Task requirements
Leave the pictures out, and retype all of the material exactly as written.

** begin Material provided **

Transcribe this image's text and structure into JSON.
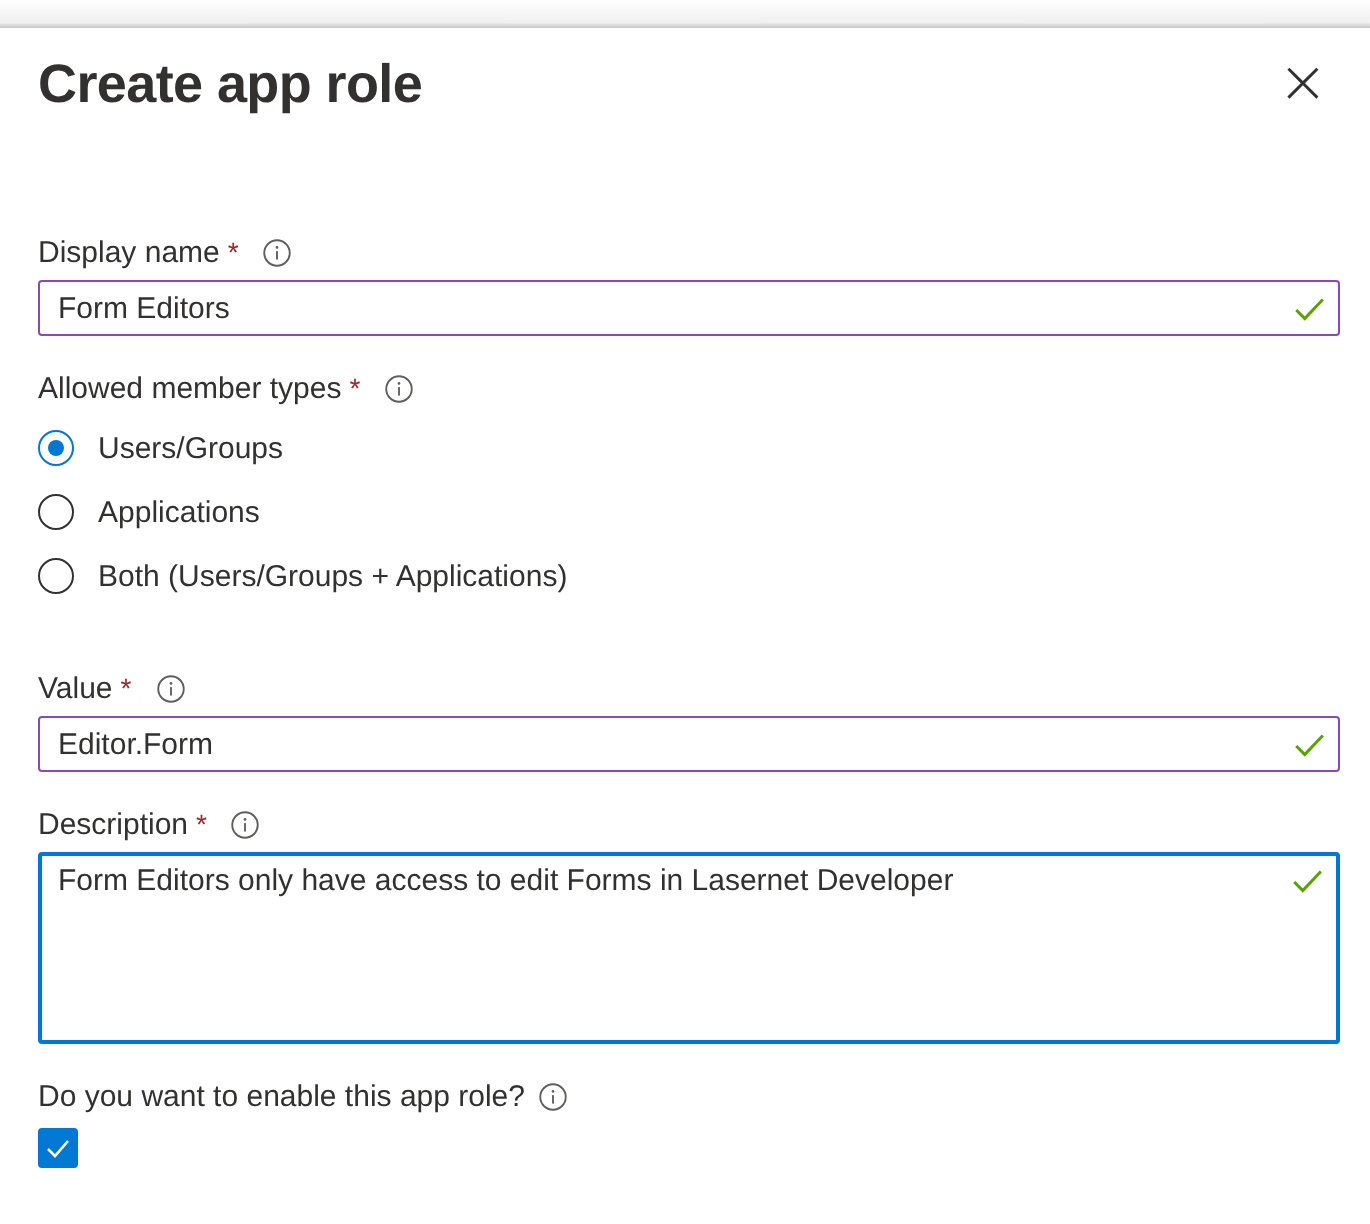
{
  "panel": {
    "title": "Create app role",
    "close_glyph": "×"
  },
  "display_name": {
    "label": "Display name",
    "required_mark": "*",
    "value": "Form Editors",
    "valid": true,
    "focused": false,
    "multiline": false
  },
  "member_types": {
    "label": "Allowed member types",
    "required_mark": "*",
    "options": [
      {
        "label": "Users/Groups",
        "selected": true
      },
      {
        "label": "Applications",
        "selected": false
      },
      {
        "label": "Both (Users/Groups + Applications)",
        "selected": false
      }
    ]
  },
  "value": {
    "label": "Value",
    "required_mark": "*",
    "value": "Editor.Form",
    "valid": true,
    "focused": false,
    "multiline": false
  },
  "description": {
    "label": "Description",
    "required_mark": "*",
    "value": "Form Editors only have access to edit Forms in Lasernet Developer",
    "valid": true,
    "focused": true,
    "multiline": true
  },
  "enable": {
    "label": "Do you want to enable this app role?",
    "checked": true
  }
}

** end Material provided **

Answer to this exercise
Transcribe this image's text and structure into JSON.
{
  "panel": {
    "title": "Create app role",
    "close_glyph": "×"
  },
  "display_name": {
    "label": "Display name",
    "required_mark": "*",
    "value": "Form Editors",
    "valid": true,
    "focused": false,
    "multiline": false
  },
  "member_types": {
    "label": "Allowed member types",
    "required_mark": "*",
    "options": [
      {
        "label": "Users/Groups",
        "selected": true
      },
      {
        "label": "Applications",
        "selected": false
      },
      {
        "label": "Both (Users/Groups + Applications)",
        "selected": false
      }
    ]
  },
  "value": {
    "label": "Value",
    "required_mark": "*",
    "value": "Editor.Form",
    "valid": true,
    "focused": false,
    "multiline": false
  },
  "description": {
    "label": "Description",
    "required_mark": "*",
    "value": "Form Editors only have access to edit Forms in Lasernet Developer",
    "valid": true,
    "focused": true,
    "multiline": true
  },
  "enable": {
    "label": "Do you want to enable this app role?",
    "checked": true
  }
}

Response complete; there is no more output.